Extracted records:
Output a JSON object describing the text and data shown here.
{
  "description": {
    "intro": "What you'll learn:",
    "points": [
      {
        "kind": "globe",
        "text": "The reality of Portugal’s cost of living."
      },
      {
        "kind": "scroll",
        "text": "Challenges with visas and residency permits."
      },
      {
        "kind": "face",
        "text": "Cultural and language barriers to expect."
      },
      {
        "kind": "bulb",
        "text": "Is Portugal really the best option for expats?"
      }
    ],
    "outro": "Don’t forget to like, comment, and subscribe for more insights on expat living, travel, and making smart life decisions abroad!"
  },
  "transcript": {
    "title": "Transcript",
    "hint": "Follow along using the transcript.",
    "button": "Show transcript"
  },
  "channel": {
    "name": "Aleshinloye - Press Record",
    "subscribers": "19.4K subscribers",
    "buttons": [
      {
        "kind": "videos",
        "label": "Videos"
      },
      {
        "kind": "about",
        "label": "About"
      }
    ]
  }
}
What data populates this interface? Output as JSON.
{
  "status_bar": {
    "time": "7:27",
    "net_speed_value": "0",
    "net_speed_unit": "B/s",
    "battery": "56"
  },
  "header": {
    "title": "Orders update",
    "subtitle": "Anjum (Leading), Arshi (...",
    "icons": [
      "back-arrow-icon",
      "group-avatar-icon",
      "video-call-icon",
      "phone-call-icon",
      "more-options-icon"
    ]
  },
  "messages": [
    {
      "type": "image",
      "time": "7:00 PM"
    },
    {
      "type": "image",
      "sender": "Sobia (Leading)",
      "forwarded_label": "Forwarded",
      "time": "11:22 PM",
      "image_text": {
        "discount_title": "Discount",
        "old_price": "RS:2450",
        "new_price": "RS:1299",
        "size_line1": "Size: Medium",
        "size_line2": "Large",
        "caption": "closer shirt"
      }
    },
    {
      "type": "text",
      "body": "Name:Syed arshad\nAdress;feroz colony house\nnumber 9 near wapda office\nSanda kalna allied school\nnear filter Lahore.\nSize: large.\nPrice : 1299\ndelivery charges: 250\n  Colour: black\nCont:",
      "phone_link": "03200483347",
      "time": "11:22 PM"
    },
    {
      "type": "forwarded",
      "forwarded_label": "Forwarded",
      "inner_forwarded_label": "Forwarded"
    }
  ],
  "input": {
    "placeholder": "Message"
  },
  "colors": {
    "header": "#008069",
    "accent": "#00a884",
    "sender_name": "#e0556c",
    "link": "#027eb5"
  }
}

■ DIRECTIVE ■
Reproduce the material in full, with no word added or dropped.

■ PROBLEM SOLUTION ■
Output a JSON object describing the text and data shown here.
{
  "description": {
    "intro": "What you'll learn:",
    "points": [
      {
        "kind": "globe",
        "text": "The reality of Portugal’s cost of living."
      },
      {
        "kind": "scroll",
        "text": "Challenges with visas and residency permits."
      },
      {
        "kind": "face",
        "text": "Cultural and language barriers to expect."
      },
      {
        "kind": "bulb",
        "text": "Is Portugal really the best option for expats?"
      }
    ],
    "outro": "Don’t forget to like, comment, and subscribe for more insights on expat living, travel, and making smart life decisions abroad!"
  },
  "transcript": {
    "title": "Transcript",
    "hint": "Follow along using the transcript.",
    "button": "Show transcript"
  },
  "channel": {
    "name": "Aleshinloye - Press Record",
    "subscribers": "19.4K subscribers",
    "buttons": [
      {
        "kind": "videos",
        "label": "Videos"
      },
      {
        "kind": "about",
        "label": "About"
      }
    ]
  }
}
What data populates this interface? Output as JSON.
{
  "status_bar": {
    "time": "7:27",
    "net_speed_value": "0",
    "net_speed_unit": "B/s",
    "battery": "56"
  },
  "header": {
    "title": "Orders update",
    "subtitle": "Anjum (Leading), Arshi (...",
    "icons": [
      "back-arrow-icon",
      "group-avatar-icon",
      "video-call-icon",
      "phone-call-icon",
      "more-options-icon"
    ]
  },
  "messages": [
    {
      "type": "image",
      "time": "7:00 PM"
    },
    {
      "type": "image",
      "sender": "Sobia (Leading)",
      "forwarded_label": "Forwarded",
      "time": "11:22 PM",
      "image_text": {
        "discount_title": "Discount",
        "old_price": "RS:2450",
        "new_price": "RS:1299",
        "size_line1": "Size: Medium",
        "size_line2": "Large",
        "caption": "closer shirt"
      }
    },
    {
      "type": "text",
      "body": "Name:Syed arshad\nAdress;feroz colony house\nnumber 9 near wapda office\nSanda kalna allied school\nnear filter Lahore.\nSize: large.\nPrice : 1299\ndelivery charges: 250\n  Colour: black\nCont:",
      "phone_link": "03200483347",
      "time": "11:22 PM"
    },
    {
      "type": "forwarded",
      "forwarded_label": "Forwarded",
      "inner_forwarded_label": "Forwarded"
    }
  ],
  "input": {
    "placeholder": "Message"
  },
  "colors": {
    "header": "#008069",
    "accent": "#00a884",
    "sender_name": "#e0556c",
    "link": "#027eb5"
  }
}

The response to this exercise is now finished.